EXERCISE ->
Can you copy out the data exactly? Leave the images out.

LISTED RECORDS ->
· · ·

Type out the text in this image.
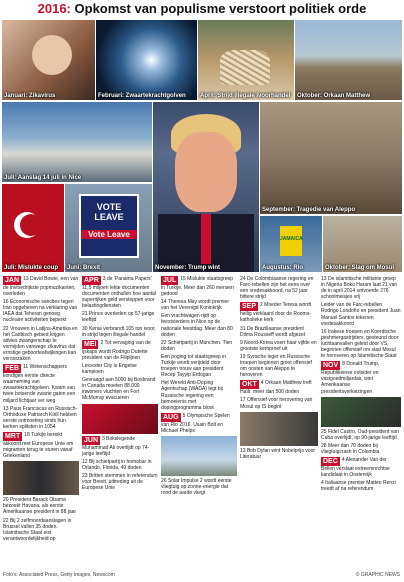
2016: Opkomst van populisme verstoort politiek orde
Januari: Zikavirus	Februari: Zwaartekrachtgolven April: Strijd illegale ivoorhandel Oktober: Orkaan Matthew
Juli: Aanslag 14 juli in Nice
September: Tragedie van Aleppo
Juli: Mislukte coup
VOTE
LEAVE
Vote Leave
Juni: Brexit
JAMAICA
Augustus: Rio	Oktober: Slag om Mosul
November: Trump wint

JAN 13 David Bowie, een van de invloedrijkste popmuzikanten, overleden

16 Economische sancties tegen Iran opgeheven na verklaring van IAEA dat Teheran genoeg nucleaire activiteiten beperkt

22 Vrouwen in Latijns-Amerika en het Caribisch gebied krijgen advies zwangerschap te vermijden vanwege zikavirus dat ernstige geboorteafwijkingen kan veroorzaken

FEB 11 Wetenschappers kondigen eerste directe waarneming van zwaartekrachtgolven. Kwam van twee botsende zwarte gaten een miljard lichtjaar ver weg

13 Paus Franciscus en Russisch-Orthodoxe Patriarch Kirill hebben eerste ontmoeting sinds hun kerken splitsten in 1054

MRT 18 Turkije bereikt akkoord met Europese Unie om migranten terug te sturen vanaf Griekenland

20 President Barack Obama bezoekt Havana, als eerste Amerikaanse president in 88 jaar

22 Bij 2 zelfmoordaanslagen in Brussel vallen 35 doden. Islamitische Staat eist verantwoordelijkheid op

APR 3 de 'Panama Papers' 11,5 miljoen lekte documenten documenten onthullen hoe aantal superrijken geld verstoppen voor belastingdiensten

21 Prince overleden op 57-jarige leeftijd

30 Kenia verbrandt 105 ton ivoor, in strijd tegen illegale handel

MEI 2 Tot vervaging van de ijskaps wordt Rodrigo Duterte president van de Filipijnen

Leicester City is Engelse kampioen

Gevraagd aan 5000 bij Bosbrand in Canada moeten 88.000 inwoners vluchten en Fort McMurray evacueren

JUN 3 Bokslegende Muhammad Ali overlijdt op 74-jarige leeftijd

12 Bij schietpartij in homobar in Orlando, Florida, 49 doden

23 Britten stemmen in referendum voor Brexit, uittreding uit de Europese Unie

JUL 15 Mislukte staatsgreep in Turkije. Meer dan 260 mensen gedood

14 Theresa May wordt premier van het Verenigd Koninkrijk

Een vrachtwagen rijdt op feestvierders in Nice op de nationale feestdag. Meer dan 80 doden

22 Schietpartij in München. Tien doden

Een poging tot staatsgreep in Turkije wordt verijdeld door troepen trouw aan president Recep Tayyip Erdogan

Het Wereld Anti-Doping Agentschap (WADA) legt bij Russische regering een bemoeienis met dopingprogramma bloot

AUG 5 Olympische Spelen van Rio 2016. Usain Bolt en Michael Phelps

26 Solar Impulse 2 wordt eerste vliegtuig op zonne-energie dat rond de aarde vliegt

24 De Colombiaanse regering en Farc-rebellen zijn het eens over een vredesakkoord, na 52 jaar bittere strijd

SEP 2 Moeder Teresa wordt heilig verklaard door de Rooms-katholieke kerk

31 De Braziliaanse president Dilma Rousseff wordt afgezet

9 Noord-Korea voert haar vijfde en grootste kernproef uit

19 Syrische leger en Russische troepen beginnen groot offensief om oosten van Aleppo te heroveren

OKT 4 Orkaan Matthew treft Haïti: meer dan 500 doden

17 Offensief voor herovering van Mosul op IS begint

13 Bob Dylan wint Nobelprijs voor Literatuur

13 De islamitische militante groep in Nigeria Boko Haram laat 21 van de in april 2014 ontvoerde 276 schoolmeisjes vrij

Leider van de Farc-rebellen Rodrigo Londoño en president Juan Manuel Santos tekenen vredesakkoord

16 Irakese troepen en Koerdische peshmergastrijders, gesteund door luchtaanvallen geleid door VS, beginnen offensief om stad Mosul te heroveren op Islamitische Staat

NOV 8 Donald Trump, Republikeinse outsider en vastgoedmiljardair, wint Amerikaanse presidentsverkiezingen

25 Fidel Castro, Oud-president van Cuba overlijdt, op 90-jarige leeftijd

28 Meer dan 70 doden bij vliegtuigcrash in Colombia

DEC 4 Alexander Van der Bellen verslaat extreemrechtse kandidaat in Oostenrijk

4 Italiaanse premier Matteo Renzi treedt af na referendum

Foto's: Associated Press, Getty Images, Newscom	© GRAPHIC NEWS
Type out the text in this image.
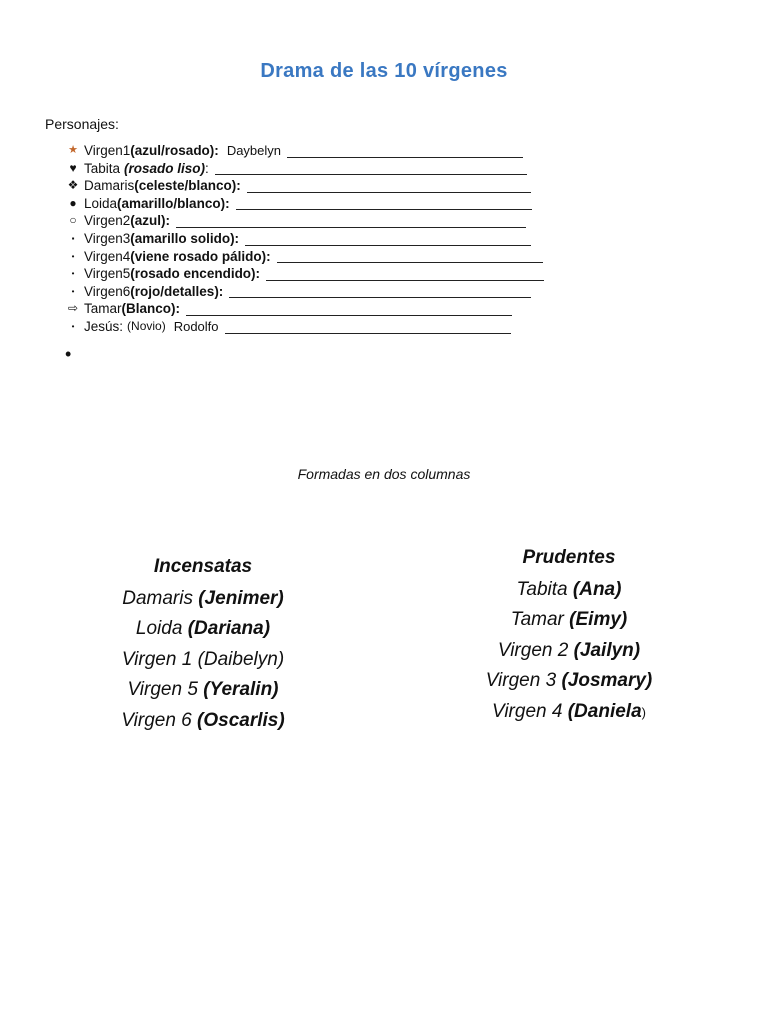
Drama de las 10 vírgenes
Personajes:
★ Virgen1 (azul/rosado): Daybelyn
♥ Tabita (rosado liso) :
❖ Damaris (celeste/blanco):
● Loida (amarillo/blanco):
○ Virgen2 (azul):
▪ Virgen3 (amarillo solido):
• Virgen4 (viene rosado pálido):
• Virgen5 (rosado encendido):
• Virgen6 (rojo/detalles):
⇨ Tamar (Blanco):
• Jesús: (Novio) Rodolfo
•
Formadas en dos columnas
Incensatas
Damaris (Jenimer)
Loida (Dariana)
Virgen 1 (Daibelyn)
Virgen 5 (Yeralin)
Virgen 6 (Oscarlis)
Prudentes
Tabita (Ana)
Tamar (Eimy)
Virgen 2 (Jailyn)
Virgen 3 (Josmary)
Virgen 4 (Daniela)
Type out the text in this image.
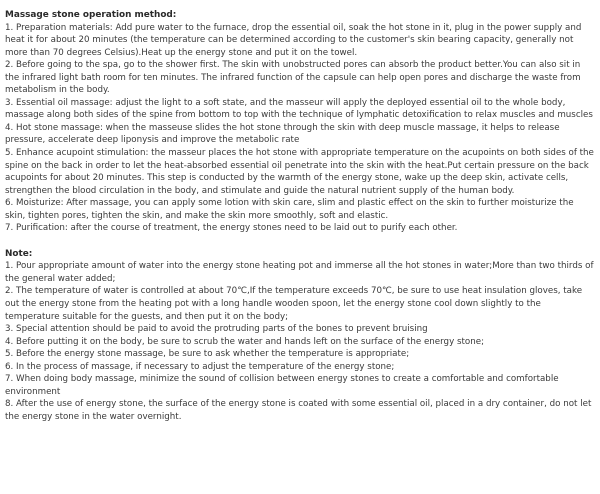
Massage stone operation method:

1. Preparation materials: Add pure water to the furnace, drop the essential oil, soak the hot stone in it, plug in the power supply and heat it for about 20 minutes (the temperature can be determined according to the customer's skin bearing capacity, generally not more than 70 degrees Celsius).Heat up the energy stone and put it on the towel.

2. Before going to the spa, go to the shower first. The skin with unobstructed pores can absorb the product better.You can also sit in the infrared light bath room for ten minutes. The infrared function of the capsule can help open pores and discharge the waste from metabolism in the body.

3. Essential oil massage: adjust the light to a soft state, and the masseur will apply the deployed essential oil to the whole body, massage along both sides of the spine from bottom to top with the technique of lymphatic detoxification to relax muscles and muscles

4. Hot stone massage: when the masseuse slides the hot stone through the skin with deep muscle massage, it helps to release pressure, accelerate deep liponysis and improve the metabolic rate

5. Enhance acupoint stimulation: the masseur places the hot stone with appropriate temperature on the acupoints on both sides of the spine on the back in order to let the heat-absorbed essential oil penetrate into the skin with the heat.Put certain pressure on the back acupoints for about 20 minutes. This step is conducted by the warmth of the energy stone, wake up the deep skin, activate cells, strengthen the blood circulation in the body, and stimulate and guide the natural nutrient supply of the human body.

6. Moisturize: After massage, you can apply some lotion with skin care, slim and plastic effect on the skin to further moisturize the skin, tighten pores, tighten the skin, and make the skin more smoothly, soft and elastic.

7. Purification: after the course of treatment, the energy stones need to be laid out to purify each other.

Note:

1. Pour appropriate amount of water into the energy stone heating pot and immerse all the hot stones in water;More than two thirds of the general water added;

2. The temperature of water is controlled at about 70℃,If the temperature exceeds 70℃, be sure to use heat insulation gloves, take out the energy stone from the heating pot with a long handle wooden spoon, let the energy stone cool down slightly to the temperature suitable for the guests, and then put it on the body;

3. Special attention should be paid to avoid the protruding parts of the bones to prevent bruising

4. Before putting it on the body, be sure to scrub the water and hands left on the surface of the energy stone;

5. Before the energy stone massage, be sure to ask whether the temperature is appropriate;

6. In the process of massage, if necessary to adjust the temperature of the energy stone;

7. When doing body massage, minimize the sound of collision between energy stones to create a comfortable and comfortable environment

8. After the use of energy stone, the surface of the energy stone is coated with some essential oil, placed in a dry container, do not let the energy stone in the water overnight.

· · ·

OUTPUT BELOW ->
Type out the text in this image.
2016: Opkomst van populisme verstoort politiek orde
Januari: Zikavirus	Februari: Zwaartekrachtgolven April: Strijd illegale ivoorhandel Oktober: Orkaan Matthew
Juli: Aanslag 14 juli in Nice
September: Tragedie van Aleppo
Juli: Mislukte coup
VOTE
LEAVE
Vote Leave
Juni: Brexit
JAMAICA
Augustus: Rio	Oktober: Slag om Mosul
November: Trump wint

JAN 13 David Bowie, een van de invloedrijkste popmuzikanten, overleden

16 Economische sancties tegen Iran opgeheven na verklaring van IAEA dat Teheran genoeg nucleaire activiteiten beperkt

22 Vrouwen in Latijns-Amerika en het Caribisch gebied krijgen advies zwangerschap te vermijden vanwege zikavirus dat ernstige geboorteafwijkingen kan veroorzaken

FEB 11 Wetenschappers kondigen eerste directe waarneming van zwaartekrachtgolven. Kwam van twee botsende zwarte gaten een miljard lichtjaar ver weg

13 Paus Franciscus en Russisch-Orthodoxe Patriarch Kirill hebben eerste ontmoeting sinds hun kerken splitsten in 1054

MRT 18 Turkije bereikt akkoord met Europese Unie om migranten terug te sturen vanaf Griekenland

20 President Barack Obama bezoekt Havana, als eerste Amerikaanse president in 88 jaar

22 Bij 2 zelfmoordaanslagen in Brussel vallen 35 doden. Islamitische Staat eist verantwoordelijkheid op

APR 3 de 'Panama Papers' 11,5 miljoen lekte documenten documenten onthullen hoe aantal superrijken geld verstoppen voor belastingdiensten

21 Prince overleden op 57-jarige leeftijd

30 Kenia verbrandt 105 ton ivoor, in strijd tegen illegale handel

MEI 2 Tot vervaging van de ijskaps wordt Rodrigo Duterte president van de Filipijnen

Leicester City is Engelse kampioen

Gevraagd aan 5000 bij Bosbrand in Canada moeten 88.000 inwoners vluchten en Fort McMurray evacueren

JUN 3 Bokslegende Muhammad Ali overlijdt op 74-jarige leeftijd

12 Bij schietpartij in homobar in Orlando, Florida, 49 doden

23 Britten stemmen in referendum voor Brexit, uittreding uit de Europese Unie

JUL 15 Mislukte staatsgreep in Turkije. Meer dan 260 mensen gedood

14 Theresa May wordt premier van het Verenigd Koninkrijk

Een vrachtwagen rijdt op feestvierders in Nice op de nationale feestdag. Meer dan 80 doden

22 Schietpartij in München. Tien doden

Een poging tot staatsgreep in Turkije wordt verijdeld door troepen trouw aan president Recep Tayyip Erdogan

Het Wereld Anti-Doping Agentschap (WADA) legt bij Russische regering een bemoeienis met dopingprogramma bloot

AUG 5 Olympische Spelen van Rio 2016. Usain Bolt en Michael Phelps

26 Solar Impulse 2 wordt eerste vliegtuig op zonne-energie dat rond de aarde vliegt

24 De Colombiaanse regering en Farc-rebellen zijn het eens over een vredesakkoord, na 52 jaar bittere strijd

SEP 2 Moeder Teresa wordt heilig verklaard door de Rooms-katholieke kerk

31 De Braziliaanse president Dilma Rousseff wordt afgezet

9 Noord-Korea voert haar vijfde en grootste kernproef uit

19 Syrische leger en Russische troepen beginnen groot offensief om oosten van Aleppo te heroveren

OKT 4 Orkaan Matthew treft Haïti: meer dan 500 doden

17 Offensief voor herovering van Mosul op IS begint

13 Bob Dylan wint Nobelprijs voor Literatuur

13 De islamitische militante groep in Nigeria Boko Haram laat 21 van de in april 2014 ontvoerde 276 schoolmeisjes vrij

Leider van de Farc-rebellen Rodrigo Londoño en president Juan Manuel Santos tekenen vredesakkoord

16 Irakese troepen en Koerdische peshmergastrijders, gesteund door luchtaanvallen geleid door VS, beginnen offensief om stad Mosul te heroveren op Islamitische Staat

NOV 8 Donald Trump, Republikeinse outsider en vastgoedmiljardair, wint Amerikaanse presidentsverkiezingen

25 Fidel Castro, Oud-president van Cuba overlijdt, op 90-jarige leeftijd

28 Meer dan 70 doden bij vliegtuigcrash in Colombia

DEC 4 Alexander Van der Bellen verslaat extreemrechtse kandidaat in Oostenrijk

4 Italiaanse premier Matteo Renzi treedt af na referendum

Foto's: Associated Press, Getty Images, Newscom	© GRAPHIC NEWS
Type out the text in this image.
Drama de las 10 vírgenes
Personajes:
★ Virgen1 (azul/rosado): Daybelyn
♥ Tabita (rosado liso) :
❖ Damaris (celeste/blanco):
● Loida (amarillo/blanco):
○ Virgen2 (azul):
▪ Virgen3 (amarillo solido):
• Virgen4 (viene rosado pálido):
• Virgen5 (rosado encendido):
• Virgen6 (rojo/detalles):
⇨ Tamar (Blanco):
• Jesús: (Novio) Rodolfo
•
Formadas en dos columnas
Incensatas
Damaris (Jenimer)
Loida (Dariana)
Virgen 1 (Daibelyn)
Virgen 5 (Yeralin)
Virgen 6 (Oscarlis)
Prudentes
Tabita (Ana)
Tamar (Eimy)
Virgen 2 (Jailyn)
Virgen 3 (Josmary)
Virgen 4 (Daniela)
Type out the text in this image.
Massage stone operation method:

1. Preparation materials: Add pure water to the furnace, drop the essential oil, soak the hot stone in it, plug in the power supply and heat it for about 20 minutes (the temperature can be determined according to the customer's skin bearing capacity, generally not more than 70 degrees Celsius).Heat up the energy stone and put it on the towel.

2. Before going to the spa, go to the shower first. The skin with unobstructed pores can absorb the product better.You can also sit in the infrared light bath room for ten minutes. The infrared function of the capsule can help open pores and discharge the waste from metabolism in the body.

3. Essential oil massage: adjust the light to a soft state, and the masseur will apply the deployed essential oil to the whole body, massage along both sides of the spine from bottom to top with the technique of lymphatic detoxification to relax muscles and muscles

4. Hot stone massage: when the masseuse slides the hot stone through the skin with deep muscle massage, it helps to release pressure, accelerate deep liponysis and improve the metabolic rate

5. Enhance acupoint stimulation: the masseur places the hot stone with appropriate temperature on the acupoints on both sides of the spine on the back in order to let the heat-absorbed essential oil penetrate into the skin with the heat.Put certain pressure on the back acupoints for about 20 minutes. This step is conducted by the warmth of the energy stone, wake up the deep skin, activate cells, strengthen the blood circulation in the body, and stimulate and guide the natural nutrient supply of the human body.

6. Moisturize: After massage, you can apply some lotion with skin care, slim and plastic effect on the skin to further moisturize the skin, tighten pores, tighten the skin, and make the skin more smoothly, soft and elastic.

7. Purification: after the course of treatment, the energy stones need to be laid out to purify each other.

Note:

1. Pour appropriate amount of water into the energy stone heating pot and immerse all the hot stones in water;More than two thirds of the general water added;

2. The temperature of water is controlled at about 70℃,If the temperature exceeds 70℃, be sure to use heat insulation gloves, take out the energy stone from the heating pot with a long handle wooden spoon, let the energy stone cool down slightly to the temperature suitable for the guests, and then put it on the body;

3. Special attention should be paid to avoid the protruding parts of the bones to prevent bruising

4. Before putting it on the body, be sure to scrub the water and hands left on the surface of the energy stone;

5. Before the energy stone massage, be sure to ask whether the temperature is appropriate;

6. In the process of massage, if necessary to adjust the temperature of the energy stone;

7. When doing body massage, minimize the sound of collision between energy stones to create a comfortable and comfortable environment

8. After the use of energy stone, the surface of the energy stone is coated with some essential oil, placed in a dry container, do not let the energy stone in the water overnight.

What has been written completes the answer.